Objective:
No images are to be carried over; print all other material exactly as it stands.

Stored data entries:
______
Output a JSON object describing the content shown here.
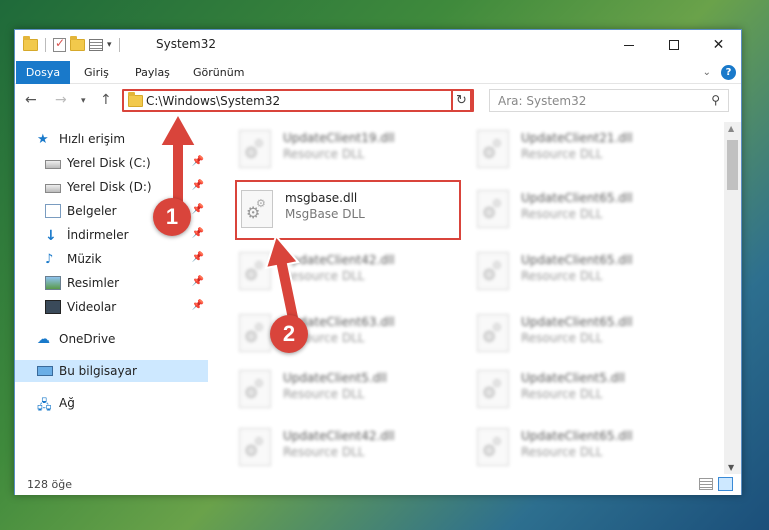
{
  "window": {
    "title": "System32"
  },
  "ribbon": {
    "tabs": [
      "Dosya",
      "Giriş",
      "Paylaş",
      "Görünüm"
    ]
  },
  "nav": {
    "address": "C:\\Windows\\System32",
    "search_placeholder": "Ara: System32"
  },
  "sidebar": {
    "items": [
      {
        "label": "Hızlı erişim",
        "icon": "star-icon"
      },
      {
        "label": "Yerel Disk (C:)",
        "icon": "drive-icon",
        "pinned": true
      },
      {
        "label": "Yerel Disk (D:)",
        "icon": "drive-icon",
        "pinned": true
      },
      {
        "label": "Belgeler",
        "icon": "documents-icon",
        "pinned": true
      },
      {
        "label": "İndirmeler",
        "icon": "downloads-icon",
        "pinned": true
      },
      {
        "label": "Müzik",
        "icon": "music-icon",
        "pinned": true
      },
      {
        "label": "Resimler",
        "icon": "pictures-icon",
        "pinned": true
      },
      {
        "label": "Videolar",
        "icon": "videos-icon",
        "pinned": true
      },
      {
        "label": "OneDrive",
        "icon": "cloud-icon"
      },
      {
        "label": "Bu bilgisayar",
        "icon": "computer-icon",
        "selected": true
      },
      {
        "label": "Ağ",
        "icon": "network-icon"
      }
    ]
  },
  "files": {
    "highlighted": {
      "name": "msgbase.dll",
      "type": "MsgBase DLL"
    },
    "blurred_type": "Resource DLL",
    "left": [
      "UpdateClient19.dll",
      "UpdateClient42.dll",
      "UpdateClient63.dll",
      "UpdateClient5.dll",
      "UpdateClient42.dll"
    ],
    "right": [
      "UpdateClient21.dll",
      "UpdateClient65.dll",
      "UpdateClient65.dll",
      "UpdateClient65.dll",
      "UpdateClient5.dll",
      "UpdateClient65.dll"
    ]
  },
  "status": {
    "count": "128 öğe"
  },
  "annotations": {
    "badge1": "1",
    "badge2": "2",
    "color": "#d9443b"
  },
  "colors": {
    "accent": "#1979ca",
    "highlight": "#d9443b",
    "selected_bg": "#cde8ff"
  }
}
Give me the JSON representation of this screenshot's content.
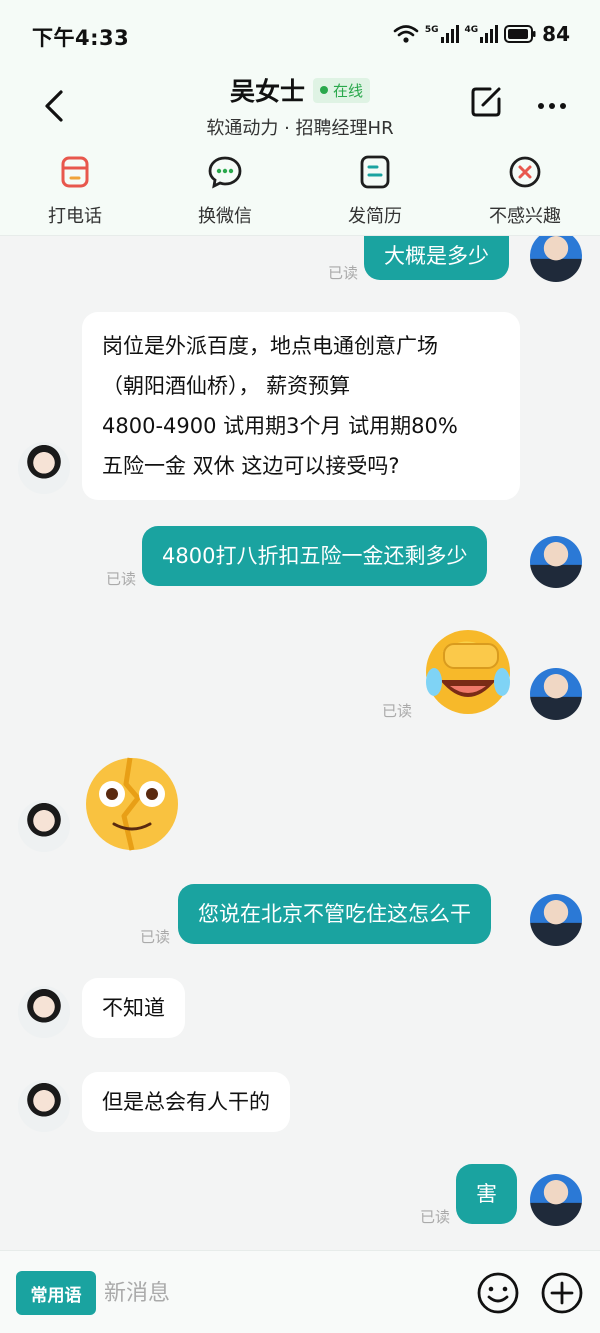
{
  "status_bar": {
    "time": "下午4:33",
    "battery": "84",
    "net1": "5G",
    "net2": "4G"
  },
  "header": {
    "contact_name": "吴女士",
    "online_label": "在线",
    "subtitle": "软通动力 · 招聘经理HR"
  },
  "actions": [
    {
      "label": "打电话",
      "icon": "phone-icon"
    },
    {
      "label": "换微信",
      "icon": "wechat-icon"
    },
    {
      "label": "发简历",
      "icon": "resume-icon"
    },
    {
      "label": "不感兴趣",
      "icon": "not-interested-icon"
    }
  ],
  "messages": [
    {
      "side": "out",
      "text": "大概是多少",
      "read": "已读"
    },
    {
      "side": "in",
      "lines": [
        "岗位是外派百度，地点电通创意广场",
        "（朝阳酒仙桥），  薪资预算",
        "4800-4900  试用期3个月 试用期80%",
        "五险一金 双休 这边可以接受吗?"
      ]
    },
    {
      "side": "out",
      "text": "4800打八折扣五险一金还剩多少",
      "read": "已读"
    },
    {
      "side": "out",
      "emoji": "laughing-crying-emoji",
      "read": "已读"
    },
    {
      "side": "in",
      "emoji": "broken-face-emoji"
    },
    {
      "side": "out",
      "text": "您说在北京不管吃住这怎么干",
      "read": "已读"
    },
    {
      "side": "in",
      "text": "不知道"
    },
    {
      "side": "in",
      "text": "但是总会有人干的"
    },
    {
      "side": "out",
      "text": "害",
      "read": "已读"
    }
  ],
  "input_bar": {
    "common_phrases_label": "常用语",
    "placeholder": "新消息"
  },
  "colors": {
    "accent": "#1aa3a0",
    "online": "#2aa84c",
    "header_bg": "#f5fbf7"
  }
}
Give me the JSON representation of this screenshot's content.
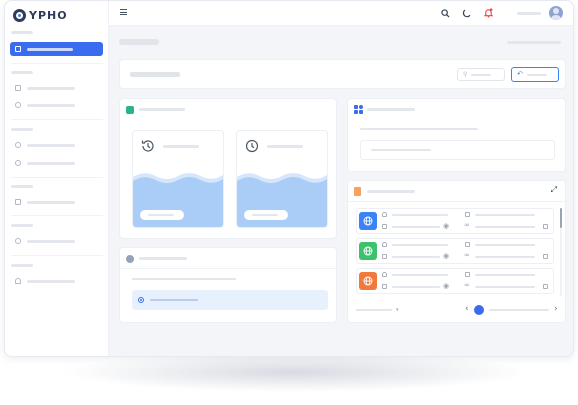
{
  "app": {
    "logo_text": "YPHO"
  },
  "topbar": {
    "menu_icon": "hamburger-icon",
    "icons": [
      "search-icon",
      "moon-icon",
      "bell-icon"
    ],
    "accent": "#3b82f6",
    "notification_color": "#ef4444"
  },
  "colors": {
    "primary": "#3b6cf0",
    "wave": "#a9cdf7",
    "wave_light": "#d7e7fb",
    "green": "#3cc26b",
    "orange": "#f07a3c",
    "orange_light": "#f4a261",
    "teal": "#2bb38a",
    "blue_row": "#3b82f6"
  },
  "sidebar": {
    "sections": 5,
    "items": [
      {
        "icon": "grid-icon",
        "active": true
      },
      {
        "icon": "cast-icon",
        "active": false
      },
      {
        "icon": "badge-icon",
        "active": false
      },
      {
        "icon": "target-icon",
        "active": false
      },
      {
        "icon": "plus-circle-icon",
        "active": false
      },
      {
        "icon": "window-icon",
        "active": false
      },
      {
        "icon": "chart-pie-icon",
        "active": false
      },
      {
        "icon": "user-icon",
        "active": false
      }
    ]
  },
  "actions": {
    "filter_icon": "filter-icon",
    "reset_icon": "undo-icon"
  },
  "cards": {
    "left_top": {
      "icon": "gear-icon",
      "tiles": [
        {
          "icon": "history-icon"
        },
        {
          "icon": "clock-icon"
        }
      ]
    },
    "left_bottom": {
      "icon": "settings-icon",
      "item_icon": "radio-icon"
    },
    "right_top": {
      "icon": "apps-icon"
    },
    "right_bottom": {
      "icon": "document-icon",
      "expand_icon": "expand-icon",
      "rows": [
        {
          "icon": "globe-icon",
          "color": "#3b82f6"
        },
        {
          "icon": "globe-icon",
          "color": "#3cc26b"
        },
        {
          "icon": "globe-icon",
          "color": "#f07a3c"
        }
      ],
      "pager": {
        "prev": "chevron-left-icon",
        "next": "chevron-right-icon"
      }
    }
  }
}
______
Correct response:
Output a JSON object describing the content shown here.
{
  "window": {
    "title": "System32"
  },
  "ribbon": {
    "tabs": [
      "Dosya",
      "Giriş",
      "Paylaş",
      "Görünüm"
    ]
  },
  "nav": {
    "address": "C:\\Windows\\System32",
    "search_placeholder": "Ara: System32"
  },
  "sidebar": {
    "items": [
      {
        "label": "Hızlı erişim",
        "icon": "star-icon"
      },
      {
        "label": "Yerel Disk (C:)",
        "icon": "drive-icon",
        "pinned": true
      },
      {
        "label": "Yerel Disk (D:)",
        "icon": "drive-icon",
        "pinned": true
      },
      {
        "label": "Belgeler",
        "icon": "documents-icon",
        "pinned": true
      },
      {
        "label": "İndirmeler",
        "icon": "downloads-icon",
        "pinned": true
      },
      {
        "label": "Müzik",
        "icon": "music-icon",
        "pinned": true
      },
      {
        "label": "Resimler",
        "icon": "pictures-icon",
        "pinned": true
      },
      {
        "label": "Videolar",
        "icon": "videos-icon",
        "pinned": true
      },
      {
        "label": "OneDrive",
        "icon": "cloud-icon"
      },
      {
        "label": "Bu bilgisayar",
        "icon": "computer-icon",
        "selected": true
      },
      {
        "label": "Ağ",
        "icon": "network-icon"
      }
    ]
  },
  "files": {
    "highlighted": {
      "name": "msgbase.dll",
      "type": "MsgBase DLL"
    },
    "blurred_type": "Resource DLL",
    "left": [
      "UpdateClient19.dll",
      "UpdateClient42.dll",
      "UpdateClient63.dll",
      "UpdateClient5.dll",
      "UpdateClient42.dll"
    ],
    "right": [
      "UpdateClient21.dll",
      "UpdateClient65.dll",
      "UpdateClient65.dll",
      "UpdateClient65.dll",
      "UpdateClient5.dll",
      "UpdateClient65.dll"
    ]
  },
  "status": {
    "count": "128 öğe"
  },
  "annotations": {
    "badge1": "1",
    "badge2": "2",
    "color": "#d9443b"
  },
  "colors": {
    "accent": "#1979ca",
    "highlight": "#d9443b",
    "selected_bg": "#cde8ff"
  }
}
Give me the JSON representation of this screenshot's content.
{
  "status_bar": {
    "time": "下午4:33",
    "battery": "84",
    "net1": "5G",
    "net2": "4G"
  },
  "header": {
    "contact_name": "吴女士",
    "online_label": "在线",
    "subtitle": "软通动力 · 招聘经理HR"
  },
  "actions": [
    {
      "label": "打电话",
      "icon": "phone-icon"
    },
    {
      "label": "换微信",
      "icon": "wechat-icon"
    },
    {
      "label": "发简历",
      "icon": "resume-icon"
    },
    {
      "label": "不感兴趣",
      "icon": "not-interested-icon"
    }
  ],
  "messages": [
    {
      "side": "out",
      "text": "大概是多少",
      "read": "已读"
    },
    {
      "side": "in",
      "lines": [
        "岗位是外派百度，地点电通创意广场",
        "（朝阳酒仙桥），  薪资预算",
        "4800-4900  试用期3个月 试用期80%",
        "五险一金 双休 这边可以接受吗?"
      ]
    },
    {
      "side": "out",
      "text": "4800打八折扣五险一金还剩多少",
      "read": "已读"
    },
    {
      "side": "out",
      "emoji": "laughing-crying-emoji",
      "read": "已读"
    },
    {
      "side": "in",
      "emoji": "broken-face-emoji"
    },
    {
      "side": "out",
      "text": "您说在北京不管吃住这怎么干",
      "read": "已读"
    },
    {
      "side": "in",
      "text": "不知道"
    },
    {
      "side": "in",
      "text": "但是总会有人干的"
    },
    {
      "side": "out",
      "text": "害",
      "read": "已读"
    }
  ],
  "input_bar": {
    "common_phrases_label": "常用语",
    "placeholder": "新消息"
  },
  "colors": {
    "accent": "#1aa3a0",
    "online": "#2aa84c",
    "header_bg": "#f5fbf7"
  }
}
Give me the JSON representation of this screenshot's content.
{
  "app": {
    "logo_text": "YPHO"
  },
  "topbar": {
    "menu_icon": "hamburger-icon",
    "icons": [
      "search-icon",
      "moon-icon",
      "bell-icon"
    ],
    "accent": "#3b82f6",
    "notification_color": "#ef4444"
  },
  "colors": {
    "primary": "#3b6cf0",
    "wave": "#a9cdf7",
    "wave_light": "#d7e7fb",
    "green": "#3cc26b",
    "orange": "#f07a3c",
    "orange_light": "#f4a261",
    "teal": "#2bb38a",
    "blue_row": "#3b82f6"
  },
  "sidebar": {
    "sections": 5,
    "items": [
      {
        "icon": "grid-icon",
        "active": true
      },
      {
        "icon": "cast-icon",
        "active": false
      },
      {
        "icon": "badge-icon",
        "active": false
      },
      {
        "icon": "target-icon",
        "active": false
      },
      {
        "icon": "plus-circle-icon",
        "active": false
      },
      {
        "icon": "window-icon",
        "active": false
      },
      {
        "icon": "chart-pie-icon",
        "active": false
      },
      {
        "icon": "user-icon",
        "active": false
      }
    ]
  },
  "actions": {
    "filter_icon": "filter-icon",
    "reset_icon": "undo-icon"
  },
  "cards": {
    "left_top": {
      "icon": "gear-icon",
      "tiles": [
        {
          "icon": "history-icon"
        },
        {
          "icon": "clock-icon"
        }
      ]
    },
    "left_bottom": {
      "icon": "settings-icon",
      "item_icon": "radio-icon"
    },
    "right_top": {
      "icon": "apps-icon"
    },
    "right_bottom": {
      "icon": "document-icon",
      "expand_icon": "expand-icon",
      "rows": [
        {
          "icon": "globe-icon",
          "color": "#3b82f6"
        },
        {
          "icon": "globe-icon",
          "color": "#3cc26b"
        },
        {
          "icon": "globe-icon",
          "color": "#f07a3c"
        }
      ],
      "pager": {
        "prev": "chevron-left-icon",
        "next": "chevron-right-icon"
      }
    }
  }
}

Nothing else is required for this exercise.